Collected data
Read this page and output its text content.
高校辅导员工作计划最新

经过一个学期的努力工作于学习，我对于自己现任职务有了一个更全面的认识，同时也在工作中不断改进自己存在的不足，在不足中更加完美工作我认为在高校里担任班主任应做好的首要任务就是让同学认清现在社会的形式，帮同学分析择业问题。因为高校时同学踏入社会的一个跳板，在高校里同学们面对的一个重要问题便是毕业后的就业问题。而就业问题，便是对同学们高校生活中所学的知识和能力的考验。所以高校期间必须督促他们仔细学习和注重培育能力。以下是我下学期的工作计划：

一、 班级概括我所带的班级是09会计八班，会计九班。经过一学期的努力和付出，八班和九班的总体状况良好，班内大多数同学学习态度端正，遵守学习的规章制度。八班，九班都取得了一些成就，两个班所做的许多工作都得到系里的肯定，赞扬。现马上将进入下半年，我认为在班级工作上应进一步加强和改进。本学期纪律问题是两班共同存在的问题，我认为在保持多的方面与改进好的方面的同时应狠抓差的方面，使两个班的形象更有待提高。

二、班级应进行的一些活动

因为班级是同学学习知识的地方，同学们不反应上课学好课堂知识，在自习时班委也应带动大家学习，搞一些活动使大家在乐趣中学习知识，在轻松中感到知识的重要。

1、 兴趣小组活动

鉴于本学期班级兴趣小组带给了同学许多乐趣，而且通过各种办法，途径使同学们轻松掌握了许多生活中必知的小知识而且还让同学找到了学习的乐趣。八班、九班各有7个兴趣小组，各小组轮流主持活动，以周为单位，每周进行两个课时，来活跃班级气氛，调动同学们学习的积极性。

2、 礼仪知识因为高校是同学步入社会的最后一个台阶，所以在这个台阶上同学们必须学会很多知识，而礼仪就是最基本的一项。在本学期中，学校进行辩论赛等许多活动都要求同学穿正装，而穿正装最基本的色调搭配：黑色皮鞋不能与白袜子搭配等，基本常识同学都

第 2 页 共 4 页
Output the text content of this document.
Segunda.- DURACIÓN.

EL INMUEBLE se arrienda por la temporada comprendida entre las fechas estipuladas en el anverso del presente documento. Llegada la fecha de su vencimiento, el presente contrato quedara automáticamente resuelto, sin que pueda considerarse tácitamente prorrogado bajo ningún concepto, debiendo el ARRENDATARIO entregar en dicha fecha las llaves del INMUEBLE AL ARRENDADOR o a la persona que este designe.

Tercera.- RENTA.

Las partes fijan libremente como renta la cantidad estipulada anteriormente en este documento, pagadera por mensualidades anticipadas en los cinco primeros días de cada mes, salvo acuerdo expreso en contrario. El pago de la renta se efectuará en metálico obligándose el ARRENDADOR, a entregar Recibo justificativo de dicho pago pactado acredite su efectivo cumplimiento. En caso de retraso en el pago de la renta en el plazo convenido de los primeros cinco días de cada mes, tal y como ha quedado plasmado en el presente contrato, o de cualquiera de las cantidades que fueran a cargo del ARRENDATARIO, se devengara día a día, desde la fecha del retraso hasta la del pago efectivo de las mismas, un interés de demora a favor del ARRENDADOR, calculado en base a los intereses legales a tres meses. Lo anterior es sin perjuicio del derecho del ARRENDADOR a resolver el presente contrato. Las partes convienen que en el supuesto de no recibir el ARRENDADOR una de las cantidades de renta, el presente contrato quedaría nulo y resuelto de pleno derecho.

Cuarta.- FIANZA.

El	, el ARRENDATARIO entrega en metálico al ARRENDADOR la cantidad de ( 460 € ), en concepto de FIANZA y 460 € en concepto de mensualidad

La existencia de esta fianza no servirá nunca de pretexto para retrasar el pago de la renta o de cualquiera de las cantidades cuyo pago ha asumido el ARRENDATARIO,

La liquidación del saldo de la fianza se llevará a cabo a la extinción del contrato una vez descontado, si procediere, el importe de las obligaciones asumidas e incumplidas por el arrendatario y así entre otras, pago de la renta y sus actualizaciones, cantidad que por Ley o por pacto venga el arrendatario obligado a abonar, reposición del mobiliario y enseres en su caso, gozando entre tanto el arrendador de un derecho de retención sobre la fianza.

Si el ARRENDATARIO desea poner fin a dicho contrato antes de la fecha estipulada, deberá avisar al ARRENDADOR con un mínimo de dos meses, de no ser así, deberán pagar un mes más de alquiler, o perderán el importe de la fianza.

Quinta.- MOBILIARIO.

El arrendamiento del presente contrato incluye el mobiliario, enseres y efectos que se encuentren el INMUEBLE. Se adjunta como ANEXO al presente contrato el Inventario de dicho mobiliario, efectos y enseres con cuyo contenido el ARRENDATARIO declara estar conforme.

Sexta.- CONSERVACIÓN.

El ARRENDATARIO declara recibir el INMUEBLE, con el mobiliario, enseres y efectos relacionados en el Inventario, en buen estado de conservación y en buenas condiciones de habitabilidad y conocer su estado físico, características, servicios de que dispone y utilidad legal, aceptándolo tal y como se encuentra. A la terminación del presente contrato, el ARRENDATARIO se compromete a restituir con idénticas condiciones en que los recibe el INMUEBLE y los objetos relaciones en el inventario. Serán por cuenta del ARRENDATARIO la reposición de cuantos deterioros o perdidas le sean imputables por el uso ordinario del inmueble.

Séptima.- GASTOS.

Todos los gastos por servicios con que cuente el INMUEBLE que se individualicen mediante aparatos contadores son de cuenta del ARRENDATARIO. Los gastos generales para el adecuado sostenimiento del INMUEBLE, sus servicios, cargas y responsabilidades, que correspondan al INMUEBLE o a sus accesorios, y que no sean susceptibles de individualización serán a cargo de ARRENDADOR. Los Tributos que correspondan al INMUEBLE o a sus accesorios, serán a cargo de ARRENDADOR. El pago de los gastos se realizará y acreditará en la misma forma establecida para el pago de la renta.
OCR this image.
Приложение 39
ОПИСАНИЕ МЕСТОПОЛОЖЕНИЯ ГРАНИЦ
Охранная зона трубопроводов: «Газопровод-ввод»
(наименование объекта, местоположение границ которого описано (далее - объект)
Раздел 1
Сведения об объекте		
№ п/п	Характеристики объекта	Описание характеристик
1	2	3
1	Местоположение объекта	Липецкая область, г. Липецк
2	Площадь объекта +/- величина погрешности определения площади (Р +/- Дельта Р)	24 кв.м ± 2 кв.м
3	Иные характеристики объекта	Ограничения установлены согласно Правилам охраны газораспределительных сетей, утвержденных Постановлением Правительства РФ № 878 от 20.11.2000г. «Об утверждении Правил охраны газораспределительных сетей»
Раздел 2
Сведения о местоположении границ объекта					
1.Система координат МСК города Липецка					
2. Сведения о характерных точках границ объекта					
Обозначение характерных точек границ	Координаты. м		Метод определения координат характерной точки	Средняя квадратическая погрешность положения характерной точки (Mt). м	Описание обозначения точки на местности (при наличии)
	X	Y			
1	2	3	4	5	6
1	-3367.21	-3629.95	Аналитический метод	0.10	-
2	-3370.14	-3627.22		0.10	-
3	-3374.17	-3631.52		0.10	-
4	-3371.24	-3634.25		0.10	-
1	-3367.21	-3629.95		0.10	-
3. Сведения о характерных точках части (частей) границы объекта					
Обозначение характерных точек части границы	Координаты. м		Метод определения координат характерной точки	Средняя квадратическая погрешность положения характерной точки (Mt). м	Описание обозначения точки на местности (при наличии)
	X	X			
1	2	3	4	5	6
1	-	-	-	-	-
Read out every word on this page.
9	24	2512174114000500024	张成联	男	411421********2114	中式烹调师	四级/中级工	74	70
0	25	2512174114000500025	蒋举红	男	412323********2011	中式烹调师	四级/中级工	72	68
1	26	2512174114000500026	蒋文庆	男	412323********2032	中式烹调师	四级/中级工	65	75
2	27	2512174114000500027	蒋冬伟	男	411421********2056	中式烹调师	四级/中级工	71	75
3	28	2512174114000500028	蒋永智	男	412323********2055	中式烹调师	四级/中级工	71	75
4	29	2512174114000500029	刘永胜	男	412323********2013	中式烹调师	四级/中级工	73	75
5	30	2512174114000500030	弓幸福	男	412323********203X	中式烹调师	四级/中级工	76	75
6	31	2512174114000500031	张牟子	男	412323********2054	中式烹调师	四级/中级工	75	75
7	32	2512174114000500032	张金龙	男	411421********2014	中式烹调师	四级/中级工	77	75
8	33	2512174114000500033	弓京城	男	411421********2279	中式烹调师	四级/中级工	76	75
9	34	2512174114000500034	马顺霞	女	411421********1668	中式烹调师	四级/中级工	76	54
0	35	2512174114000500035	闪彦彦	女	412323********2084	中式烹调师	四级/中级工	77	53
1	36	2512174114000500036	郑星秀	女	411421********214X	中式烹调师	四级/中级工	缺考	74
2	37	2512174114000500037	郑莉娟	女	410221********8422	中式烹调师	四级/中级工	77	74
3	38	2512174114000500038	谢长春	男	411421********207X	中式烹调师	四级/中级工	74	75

Work to do
Show each line in the entries that holds the string "Средняя".

Problem solution
Обозначение характерных точек границ	Координаты. м		Метод определения координат характерной точки	Средняя квадратическая погрешность положения характерной точки (Mt). м	Описание обозначения точки на местности (при наличии)
Обозначение характерных точек части границы	Координаты. м		Метод определения координат характерной точки	Средняя квадратическая погрешность положения характерной точки (Mt). м	Описание обозначения точки на местности (при наличии)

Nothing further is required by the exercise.